- **Aim of the exercise**:
Copy every line of the listing that holds the string "tervéről".

- **Exercise inputs**:
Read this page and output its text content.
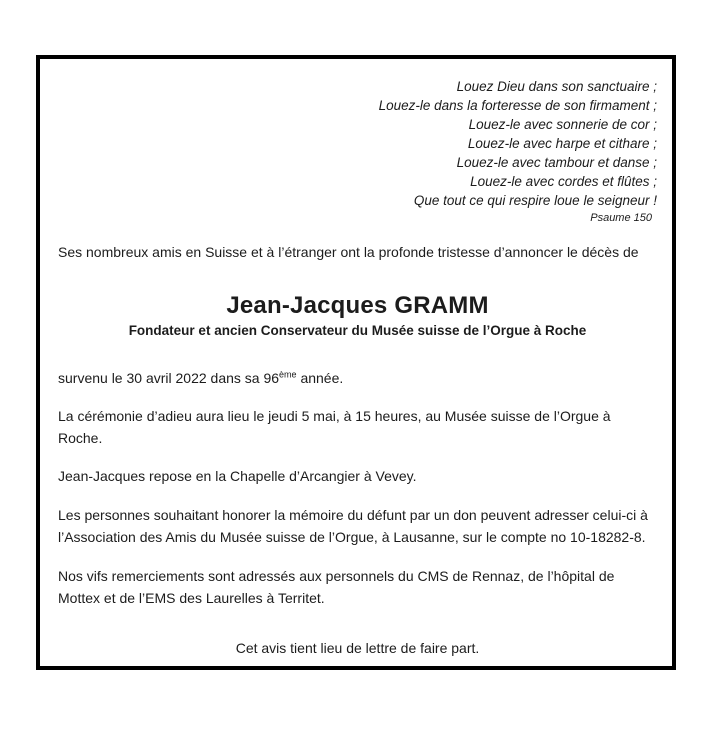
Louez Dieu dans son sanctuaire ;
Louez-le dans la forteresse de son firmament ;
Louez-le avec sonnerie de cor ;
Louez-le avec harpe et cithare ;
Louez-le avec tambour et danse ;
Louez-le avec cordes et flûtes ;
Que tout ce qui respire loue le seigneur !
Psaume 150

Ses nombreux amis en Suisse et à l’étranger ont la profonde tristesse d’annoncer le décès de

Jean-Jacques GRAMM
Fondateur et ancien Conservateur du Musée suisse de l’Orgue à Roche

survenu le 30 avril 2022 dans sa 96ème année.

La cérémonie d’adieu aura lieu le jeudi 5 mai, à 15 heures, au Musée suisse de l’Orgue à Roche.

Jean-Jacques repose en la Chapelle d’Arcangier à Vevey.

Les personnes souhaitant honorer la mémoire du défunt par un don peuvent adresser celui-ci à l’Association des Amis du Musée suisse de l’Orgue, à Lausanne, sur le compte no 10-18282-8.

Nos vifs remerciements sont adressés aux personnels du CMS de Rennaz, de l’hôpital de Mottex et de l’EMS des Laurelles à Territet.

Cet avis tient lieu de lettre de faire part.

--

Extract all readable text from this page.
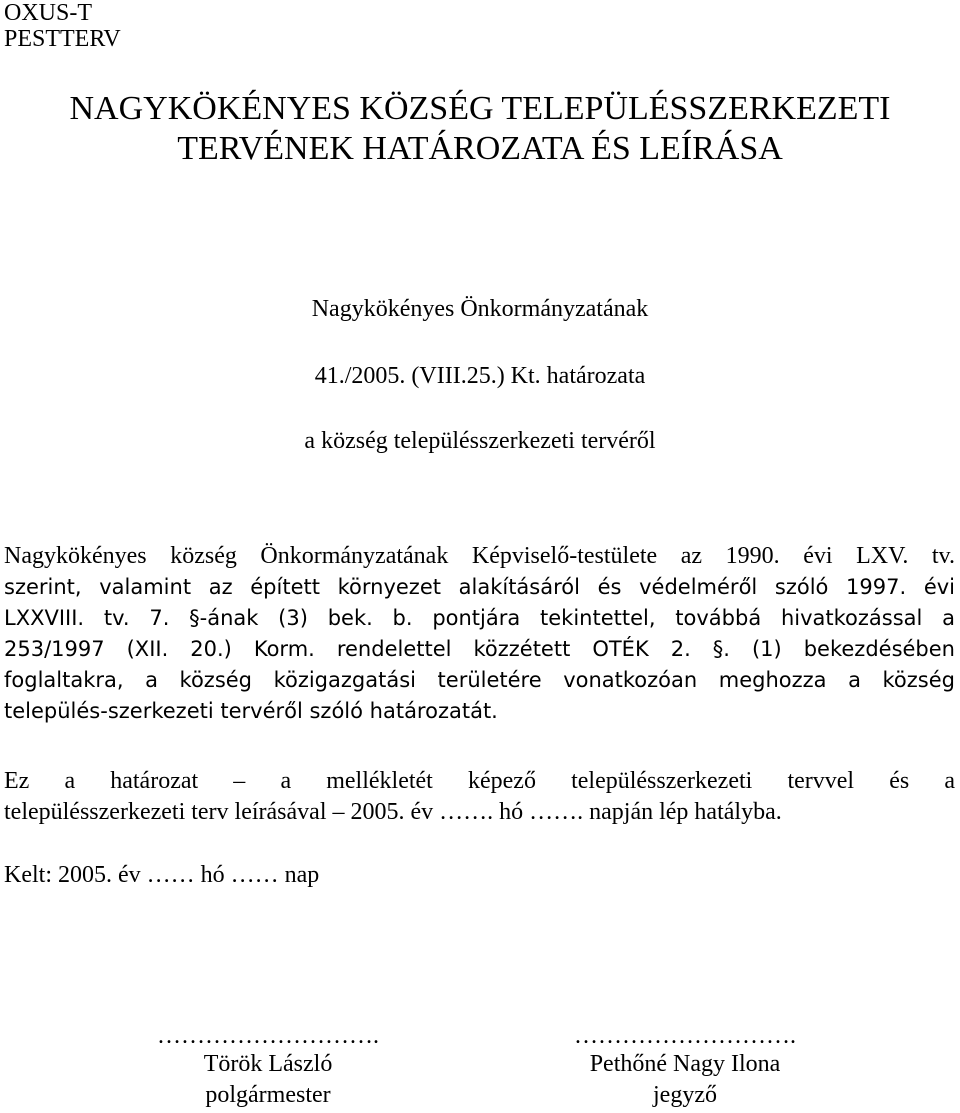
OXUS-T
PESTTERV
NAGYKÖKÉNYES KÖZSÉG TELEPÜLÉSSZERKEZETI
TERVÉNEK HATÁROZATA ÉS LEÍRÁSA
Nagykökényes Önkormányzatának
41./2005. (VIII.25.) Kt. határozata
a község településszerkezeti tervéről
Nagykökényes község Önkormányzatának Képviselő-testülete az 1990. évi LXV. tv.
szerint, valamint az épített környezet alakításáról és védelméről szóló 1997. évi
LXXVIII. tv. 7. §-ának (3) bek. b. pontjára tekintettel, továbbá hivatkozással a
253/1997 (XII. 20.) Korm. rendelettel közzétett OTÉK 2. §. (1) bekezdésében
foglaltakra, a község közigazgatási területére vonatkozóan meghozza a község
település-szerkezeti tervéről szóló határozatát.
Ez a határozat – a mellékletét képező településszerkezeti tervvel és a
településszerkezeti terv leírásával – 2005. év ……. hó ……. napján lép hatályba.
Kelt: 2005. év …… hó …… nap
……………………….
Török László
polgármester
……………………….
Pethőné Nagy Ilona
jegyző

- **Reply to the exercise**:
a község településszerkezeti tervéről
település-szerkezeti tervéről szóló határozatát.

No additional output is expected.